* SHORT TASK 1
Reproduce the records below word for word, beginning at their first line and stopping after the line that contains "scroll-up-icon[interactable]: ▲: [540, 297, 562, 319]".

* EXTRACT PROVIDED
# 1. Setup and Configuration

In [12]:
import os
import sys
import warnings
warnings.filterwarnings('ignore')

# Display current working directory
print(f"Current directory: {os.getcwd()}")

# Navigate to the project root directory if we're in the research folder
if os.path.basename(os.getcwd()) == "research":
    os.chdir("../")
    print(f"Changed to project root: {os.getcwd()}")

# Add the src directory to the Python path for imports
src_path = os.path.join(os.getcwd(), "src")
if src_path not in sys.path:
    sys.path.append(src_path)
    print(f"Added {src_path} to Python path")

Current directory: c:\end-to-end-wine-quality-project
Added c:\end-to-end-wine-quality-project\src to Python path


In [13]:
# Test importing the project modules
try:
    import mlProject
    print(f"mlProject package found in: {mlProject.__path__}")
    
    # Import core modules
    from mlProject.constants import *
    from mlProject.utils.common import read_yaml, create_directories, get_size
    from mlProject import logger
    print("All imports successful!")

* TASK MATERIAL
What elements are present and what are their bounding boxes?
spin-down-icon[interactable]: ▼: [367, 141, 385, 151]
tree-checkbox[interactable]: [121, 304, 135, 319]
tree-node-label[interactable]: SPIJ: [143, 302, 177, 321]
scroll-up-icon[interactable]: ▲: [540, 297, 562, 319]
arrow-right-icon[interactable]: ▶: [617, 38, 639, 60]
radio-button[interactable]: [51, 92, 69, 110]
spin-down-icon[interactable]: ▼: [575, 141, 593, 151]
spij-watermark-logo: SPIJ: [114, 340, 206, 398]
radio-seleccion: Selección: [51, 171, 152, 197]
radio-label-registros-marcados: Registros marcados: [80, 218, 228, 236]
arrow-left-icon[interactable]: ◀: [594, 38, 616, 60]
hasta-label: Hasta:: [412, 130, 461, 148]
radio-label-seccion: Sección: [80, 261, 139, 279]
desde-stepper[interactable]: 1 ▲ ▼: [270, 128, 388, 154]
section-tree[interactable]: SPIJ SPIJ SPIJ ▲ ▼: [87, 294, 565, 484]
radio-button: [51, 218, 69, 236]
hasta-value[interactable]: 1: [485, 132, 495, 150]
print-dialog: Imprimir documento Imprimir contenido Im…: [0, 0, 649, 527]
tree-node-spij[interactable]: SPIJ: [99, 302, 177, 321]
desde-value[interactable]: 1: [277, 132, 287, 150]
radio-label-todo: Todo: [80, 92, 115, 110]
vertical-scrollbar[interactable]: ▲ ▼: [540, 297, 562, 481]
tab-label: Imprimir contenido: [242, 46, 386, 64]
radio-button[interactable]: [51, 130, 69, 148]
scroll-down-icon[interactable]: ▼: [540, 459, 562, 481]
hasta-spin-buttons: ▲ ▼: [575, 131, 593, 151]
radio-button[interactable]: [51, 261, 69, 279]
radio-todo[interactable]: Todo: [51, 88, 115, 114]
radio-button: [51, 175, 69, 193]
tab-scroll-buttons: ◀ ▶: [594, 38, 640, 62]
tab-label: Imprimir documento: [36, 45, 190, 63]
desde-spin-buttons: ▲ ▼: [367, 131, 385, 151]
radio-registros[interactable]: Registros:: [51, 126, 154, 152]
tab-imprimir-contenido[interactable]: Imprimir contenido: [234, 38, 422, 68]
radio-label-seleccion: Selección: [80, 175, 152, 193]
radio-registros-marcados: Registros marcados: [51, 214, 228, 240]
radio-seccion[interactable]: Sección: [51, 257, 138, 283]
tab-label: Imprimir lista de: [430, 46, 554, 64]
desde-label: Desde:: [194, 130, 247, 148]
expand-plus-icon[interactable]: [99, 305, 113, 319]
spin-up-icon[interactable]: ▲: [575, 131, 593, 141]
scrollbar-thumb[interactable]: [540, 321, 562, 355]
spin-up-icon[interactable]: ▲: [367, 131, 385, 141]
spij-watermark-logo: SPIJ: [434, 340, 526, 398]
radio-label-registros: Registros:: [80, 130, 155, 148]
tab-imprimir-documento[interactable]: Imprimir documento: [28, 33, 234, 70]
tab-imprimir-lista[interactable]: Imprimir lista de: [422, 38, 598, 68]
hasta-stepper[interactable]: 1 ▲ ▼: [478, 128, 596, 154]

* SHORT TASK 2
Transcribe the notebook setup code above verbatim, beginning at the words "# Navigate to" and stopping after "sys.path.append(src_path)".

* TASK RESPONSE 1
What elements are present and what are their bounding boxes?
spin-down-icon[interactable]: ▼: [367, 141, 385, 151]
tree-checkbox[interactable]: [121, 304, 135, 319]
tree-node-label[interactable]: SPIJ: [143, 302, 177, 321]
scroll-up-icon[interactable]: ▲: [540, 297, 562, 319]

* TASK RESPONSE 2
# Navigate to the project root directory if we're in the research folder
if os.path.basename(os.getcwd()) == "research":
    os.chdir("../")
    print(f"Changed to project root: {os.getcwd()}")

# Add the src directory to the Python path for imports
src_path = os.path.join(os.getcwd(), "src")
if src_path not in sys.path:
    sys.path.append(src_path)